Instructions to follow →
Copy out the line containing "OCR this image." and each line after it, through the last one in the material, exactly as written.

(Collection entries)
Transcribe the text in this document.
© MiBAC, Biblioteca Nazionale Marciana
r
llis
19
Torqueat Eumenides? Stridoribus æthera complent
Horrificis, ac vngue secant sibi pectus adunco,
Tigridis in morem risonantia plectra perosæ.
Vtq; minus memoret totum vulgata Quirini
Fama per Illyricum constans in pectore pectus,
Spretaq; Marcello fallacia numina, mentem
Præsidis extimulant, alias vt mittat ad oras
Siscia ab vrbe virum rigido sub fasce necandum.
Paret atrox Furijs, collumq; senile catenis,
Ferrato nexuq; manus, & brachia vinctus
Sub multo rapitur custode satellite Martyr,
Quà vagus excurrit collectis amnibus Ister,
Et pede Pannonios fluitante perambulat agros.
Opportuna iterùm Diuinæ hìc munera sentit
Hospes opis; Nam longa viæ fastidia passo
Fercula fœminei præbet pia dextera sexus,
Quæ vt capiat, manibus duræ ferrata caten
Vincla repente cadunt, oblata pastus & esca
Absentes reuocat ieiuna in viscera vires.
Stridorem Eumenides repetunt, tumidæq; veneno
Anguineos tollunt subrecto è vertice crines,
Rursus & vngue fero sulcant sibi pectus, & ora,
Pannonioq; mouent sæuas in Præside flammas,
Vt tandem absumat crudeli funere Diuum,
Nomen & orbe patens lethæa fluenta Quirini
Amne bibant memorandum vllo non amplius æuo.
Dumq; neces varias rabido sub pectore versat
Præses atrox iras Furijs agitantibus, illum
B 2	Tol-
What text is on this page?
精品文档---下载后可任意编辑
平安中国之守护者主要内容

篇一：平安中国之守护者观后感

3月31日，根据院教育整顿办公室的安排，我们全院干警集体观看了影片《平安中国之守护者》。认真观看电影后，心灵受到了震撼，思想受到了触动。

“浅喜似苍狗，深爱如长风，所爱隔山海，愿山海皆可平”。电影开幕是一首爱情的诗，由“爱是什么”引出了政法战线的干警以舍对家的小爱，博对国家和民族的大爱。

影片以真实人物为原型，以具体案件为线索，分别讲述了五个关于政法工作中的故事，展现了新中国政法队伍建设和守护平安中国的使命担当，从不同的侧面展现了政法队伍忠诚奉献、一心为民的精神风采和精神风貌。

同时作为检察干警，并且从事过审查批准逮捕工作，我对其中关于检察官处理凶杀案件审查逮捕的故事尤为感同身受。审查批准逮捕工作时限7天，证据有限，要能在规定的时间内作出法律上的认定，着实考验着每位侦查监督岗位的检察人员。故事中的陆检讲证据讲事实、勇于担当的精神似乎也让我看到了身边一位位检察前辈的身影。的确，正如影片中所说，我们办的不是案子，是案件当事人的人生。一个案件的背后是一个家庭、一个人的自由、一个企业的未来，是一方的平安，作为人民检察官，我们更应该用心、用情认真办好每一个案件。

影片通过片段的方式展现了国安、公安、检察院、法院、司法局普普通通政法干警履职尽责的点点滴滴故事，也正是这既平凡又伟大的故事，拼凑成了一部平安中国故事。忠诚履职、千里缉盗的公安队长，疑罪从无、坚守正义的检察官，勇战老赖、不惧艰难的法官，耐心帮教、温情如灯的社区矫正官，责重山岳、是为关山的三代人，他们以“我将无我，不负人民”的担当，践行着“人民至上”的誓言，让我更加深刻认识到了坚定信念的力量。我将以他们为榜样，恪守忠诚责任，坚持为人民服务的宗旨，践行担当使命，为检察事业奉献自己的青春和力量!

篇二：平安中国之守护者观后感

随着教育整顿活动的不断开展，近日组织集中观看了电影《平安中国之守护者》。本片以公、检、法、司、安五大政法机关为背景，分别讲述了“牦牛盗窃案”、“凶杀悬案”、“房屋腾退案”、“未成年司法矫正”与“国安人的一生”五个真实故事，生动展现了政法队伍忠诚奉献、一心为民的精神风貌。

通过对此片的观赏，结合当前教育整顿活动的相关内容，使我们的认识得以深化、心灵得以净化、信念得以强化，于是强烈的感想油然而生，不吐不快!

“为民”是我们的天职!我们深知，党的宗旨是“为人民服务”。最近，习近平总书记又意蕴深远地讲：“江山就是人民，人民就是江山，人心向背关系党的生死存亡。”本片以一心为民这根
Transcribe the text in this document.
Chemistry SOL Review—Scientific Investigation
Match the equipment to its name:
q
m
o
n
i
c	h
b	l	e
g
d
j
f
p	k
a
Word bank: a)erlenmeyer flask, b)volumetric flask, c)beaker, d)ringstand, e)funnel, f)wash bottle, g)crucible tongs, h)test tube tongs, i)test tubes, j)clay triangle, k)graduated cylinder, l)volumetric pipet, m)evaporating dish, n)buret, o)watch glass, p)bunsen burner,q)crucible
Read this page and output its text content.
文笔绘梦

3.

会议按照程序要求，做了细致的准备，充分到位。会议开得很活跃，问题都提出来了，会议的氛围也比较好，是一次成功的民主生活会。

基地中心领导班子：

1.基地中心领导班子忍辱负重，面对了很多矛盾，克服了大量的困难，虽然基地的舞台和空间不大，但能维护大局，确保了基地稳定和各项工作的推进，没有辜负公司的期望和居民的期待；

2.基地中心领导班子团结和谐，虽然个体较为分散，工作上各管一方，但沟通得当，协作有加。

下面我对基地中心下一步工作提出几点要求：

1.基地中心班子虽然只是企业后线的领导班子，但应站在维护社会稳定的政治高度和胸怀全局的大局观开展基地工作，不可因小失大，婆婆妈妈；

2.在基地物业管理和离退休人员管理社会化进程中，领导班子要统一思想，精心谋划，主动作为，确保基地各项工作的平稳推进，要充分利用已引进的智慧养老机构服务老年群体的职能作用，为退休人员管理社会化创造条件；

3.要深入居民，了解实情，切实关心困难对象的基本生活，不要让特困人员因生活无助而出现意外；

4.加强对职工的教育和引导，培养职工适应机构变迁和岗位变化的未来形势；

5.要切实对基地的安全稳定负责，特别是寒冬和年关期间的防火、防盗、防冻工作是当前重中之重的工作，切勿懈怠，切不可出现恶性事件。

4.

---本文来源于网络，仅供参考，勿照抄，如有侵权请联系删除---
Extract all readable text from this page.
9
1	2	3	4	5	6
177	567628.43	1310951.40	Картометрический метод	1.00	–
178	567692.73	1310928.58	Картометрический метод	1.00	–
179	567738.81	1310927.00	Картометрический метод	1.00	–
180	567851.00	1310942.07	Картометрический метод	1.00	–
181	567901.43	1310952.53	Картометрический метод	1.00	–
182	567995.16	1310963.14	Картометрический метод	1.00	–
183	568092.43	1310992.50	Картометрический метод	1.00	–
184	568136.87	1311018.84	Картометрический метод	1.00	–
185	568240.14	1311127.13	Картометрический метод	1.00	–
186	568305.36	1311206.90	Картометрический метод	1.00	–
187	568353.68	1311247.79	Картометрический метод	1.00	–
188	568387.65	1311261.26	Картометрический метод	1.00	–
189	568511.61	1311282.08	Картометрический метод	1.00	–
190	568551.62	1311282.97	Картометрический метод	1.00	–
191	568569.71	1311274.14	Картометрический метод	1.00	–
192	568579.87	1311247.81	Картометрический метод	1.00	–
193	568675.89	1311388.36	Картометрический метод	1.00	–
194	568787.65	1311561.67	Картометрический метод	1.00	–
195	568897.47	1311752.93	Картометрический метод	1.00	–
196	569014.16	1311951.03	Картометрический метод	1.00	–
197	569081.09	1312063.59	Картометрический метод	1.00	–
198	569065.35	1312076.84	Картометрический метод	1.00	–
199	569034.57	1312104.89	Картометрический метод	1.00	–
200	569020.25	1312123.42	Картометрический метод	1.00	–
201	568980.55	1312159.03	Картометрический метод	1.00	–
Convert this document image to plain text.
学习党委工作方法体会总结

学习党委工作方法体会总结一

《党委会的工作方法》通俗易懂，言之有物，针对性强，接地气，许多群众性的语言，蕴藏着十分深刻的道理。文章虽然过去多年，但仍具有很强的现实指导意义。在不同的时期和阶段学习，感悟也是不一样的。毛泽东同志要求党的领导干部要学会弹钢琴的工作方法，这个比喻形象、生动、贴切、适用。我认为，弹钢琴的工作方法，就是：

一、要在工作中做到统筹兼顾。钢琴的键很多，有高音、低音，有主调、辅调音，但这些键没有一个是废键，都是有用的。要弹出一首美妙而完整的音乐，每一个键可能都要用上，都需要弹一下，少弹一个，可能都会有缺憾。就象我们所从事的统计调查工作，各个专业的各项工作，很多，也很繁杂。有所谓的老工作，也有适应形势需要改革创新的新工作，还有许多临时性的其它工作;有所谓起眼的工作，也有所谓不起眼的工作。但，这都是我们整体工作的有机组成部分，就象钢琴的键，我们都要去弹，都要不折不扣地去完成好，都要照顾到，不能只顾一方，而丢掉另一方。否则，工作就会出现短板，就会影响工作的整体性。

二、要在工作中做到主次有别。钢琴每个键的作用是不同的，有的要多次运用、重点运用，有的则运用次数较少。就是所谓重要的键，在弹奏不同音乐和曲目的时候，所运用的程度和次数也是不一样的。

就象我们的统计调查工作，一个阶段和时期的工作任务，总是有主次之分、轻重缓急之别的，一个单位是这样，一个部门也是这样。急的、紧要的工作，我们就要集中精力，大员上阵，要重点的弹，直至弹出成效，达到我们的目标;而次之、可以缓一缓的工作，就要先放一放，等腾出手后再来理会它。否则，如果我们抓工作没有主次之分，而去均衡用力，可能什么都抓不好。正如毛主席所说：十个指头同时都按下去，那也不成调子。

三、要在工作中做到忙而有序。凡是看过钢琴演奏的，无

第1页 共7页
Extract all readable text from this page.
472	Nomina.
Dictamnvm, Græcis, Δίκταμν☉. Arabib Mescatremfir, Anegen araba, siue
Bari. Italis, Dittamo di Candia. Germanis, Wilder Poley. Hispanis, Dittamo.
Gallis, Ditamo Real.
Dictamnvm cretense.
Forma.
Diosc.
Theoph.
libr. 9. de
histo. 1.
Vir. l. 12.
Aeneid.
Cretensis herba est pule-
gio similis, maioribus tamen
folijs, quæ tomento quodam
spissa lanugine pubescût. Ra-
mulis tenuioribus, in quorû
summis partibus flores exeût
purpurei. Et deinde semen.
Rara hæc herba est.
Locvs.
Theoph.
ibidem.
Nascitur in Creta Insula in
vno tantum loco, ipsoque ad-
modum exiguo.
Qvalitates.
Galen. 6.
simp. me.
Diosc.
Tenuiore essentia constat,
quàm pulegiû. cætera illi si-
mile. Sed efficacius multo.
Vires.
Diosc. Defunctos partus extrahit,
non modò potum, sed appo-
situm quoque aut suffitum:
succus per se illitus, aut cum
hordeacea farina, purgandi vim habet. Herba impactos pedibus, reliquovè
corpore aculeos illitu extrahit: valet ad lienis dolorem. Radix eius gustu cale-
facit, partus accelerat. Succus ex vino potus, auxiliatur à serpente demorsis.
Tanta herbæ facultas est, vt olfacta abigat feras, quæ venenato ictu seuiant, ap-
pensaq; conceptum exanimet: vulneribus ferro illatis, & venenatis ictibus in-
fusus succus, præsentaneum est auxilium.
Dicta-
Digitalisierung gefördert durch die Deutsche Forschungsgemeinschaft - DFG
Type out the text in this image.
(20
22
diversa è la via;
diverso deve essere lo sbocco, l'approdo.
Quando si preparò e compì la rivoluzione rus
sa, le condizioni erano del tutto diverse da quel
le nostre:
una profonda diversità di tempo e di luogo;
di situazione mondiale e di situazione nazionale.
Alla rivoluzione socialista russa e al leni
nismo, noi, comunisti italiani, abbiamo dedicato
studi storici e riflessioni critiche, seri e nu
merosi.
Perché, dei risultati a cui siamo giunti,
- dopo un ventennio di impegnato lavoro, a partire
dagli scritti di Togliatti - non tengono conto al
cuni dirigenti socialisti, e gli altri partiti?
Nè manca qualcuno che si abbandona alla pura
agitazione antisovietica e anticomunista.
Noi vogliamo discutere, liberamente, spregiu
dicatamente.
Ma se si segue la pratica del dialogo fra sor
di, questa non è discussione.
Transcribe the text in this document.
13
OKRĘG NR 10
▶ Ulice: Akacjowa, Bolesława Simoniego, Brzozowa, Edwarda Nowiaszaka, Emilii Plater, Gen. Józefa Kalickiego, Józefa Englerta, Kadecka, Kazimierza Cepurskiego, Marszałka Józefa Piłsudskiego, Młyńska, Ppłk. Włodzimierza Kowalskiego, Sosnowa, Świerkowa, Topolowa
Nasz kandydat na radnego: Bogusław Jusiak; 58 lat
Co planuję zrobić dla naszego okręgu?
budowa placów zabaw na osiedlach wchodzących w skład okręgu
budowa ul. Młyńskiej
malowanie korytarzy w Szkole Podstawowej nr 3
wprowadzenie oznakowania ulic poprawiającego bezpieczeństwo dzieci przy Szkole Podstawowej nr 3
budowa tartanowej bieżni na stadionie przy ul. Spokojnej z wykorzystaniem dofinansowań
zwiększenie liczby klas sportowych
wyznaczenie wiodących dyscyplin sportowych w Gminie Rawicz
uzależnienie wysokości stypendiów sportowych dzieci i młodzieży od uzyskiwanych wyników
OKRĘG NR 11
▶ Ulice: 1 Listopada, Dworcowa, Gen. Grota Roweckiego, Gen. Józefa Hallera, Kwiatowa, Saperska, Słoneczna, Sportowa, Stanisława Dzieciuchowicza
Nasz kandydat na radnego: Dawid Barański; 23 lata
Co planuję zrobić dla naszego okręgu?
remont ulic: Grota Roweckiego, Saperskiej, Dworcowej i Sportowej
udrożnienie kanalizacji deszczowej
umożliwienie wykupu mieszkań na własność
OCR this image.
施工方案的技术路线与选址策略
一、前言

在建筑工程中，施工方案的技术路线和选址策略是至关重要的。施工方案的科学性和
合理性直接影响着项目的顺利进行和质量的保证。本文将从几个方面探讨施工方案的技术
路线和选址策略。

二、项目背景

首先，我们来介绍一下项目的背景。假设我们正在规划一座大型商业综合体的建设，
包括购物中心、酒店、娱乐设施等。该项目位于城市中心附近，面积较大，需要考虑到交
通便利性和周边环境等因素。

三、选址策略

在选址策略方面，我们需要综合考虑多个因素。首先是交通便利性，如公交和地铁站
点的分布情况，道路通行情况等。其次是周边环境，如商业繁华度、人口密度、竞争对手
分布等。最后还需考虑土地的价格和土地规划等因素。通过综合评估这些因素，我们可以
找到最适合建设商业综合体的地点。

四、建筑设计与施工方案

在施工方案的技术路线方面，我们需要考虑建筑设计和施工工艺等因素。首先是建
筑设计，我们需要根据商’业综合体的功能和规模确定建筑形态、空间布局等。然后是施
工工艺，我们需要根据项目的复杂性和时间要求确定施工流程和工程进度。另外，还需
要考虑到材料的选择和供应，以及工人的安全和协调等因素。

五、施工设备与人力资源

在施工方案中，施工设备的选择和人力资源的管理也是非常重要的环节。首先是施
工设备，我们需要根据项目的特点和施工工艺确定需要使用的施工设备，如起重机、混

Full output →
OCR this image.
施工方案的技术路线与选址策略
一、前言

在建筑工程中，施工方案的技术路线和选址策略是至关重要的。施工方案的科学性和
合理性直接影响着项目的顺利进行和质量的保证。本文将从几个方面探讨施工方案的技术
路线和选址策略。

二、项目背景

首先，我们来介绍一下项目的背景。假设我们正在规划一座大型商业综合体的建设，
包括购物中心、酒店、娱乐设施等。该项目位于城市中心附近，面积较大，需要考虑到交
通便利性和周边环境等因素。

三、选址策略

在选址策略方面，我们需要综合考虑多个因素。首先是交通便利性，如公交和地铁站
点的分布情况，道路通行情况等。其次是周边环境，如商业繁华度、人口密度、竞争对手
分布等。最后还需考虑土地的价格和土地规划等因素。通过综合评估这些因素，我们可以
找到最适合建设商业综合体的地点。

四、建筑设计与施工方案

在施工方案的技术路线方面，我们需要考虑建筑设计和施工工艺等因素。首先是建
筑设计，我们需要根据商’业综合体的功能和规模确定建筑形态、空间布局等。然后是施
工工艺，我们需要根据项目的复杂性和时间要求确定施工流程和工程进度。另外，还需
要考虑到材料的选择和供应，以及工人的安全和协调等因素。

五、施工设备与人力资源

在施工方案中，施工设备的选择和人力资源的管理也是非常重要的环节。首先是施
工设备，我们需要根据项目的特点和施工工艺确定需要使用的施工设备，如起重机、混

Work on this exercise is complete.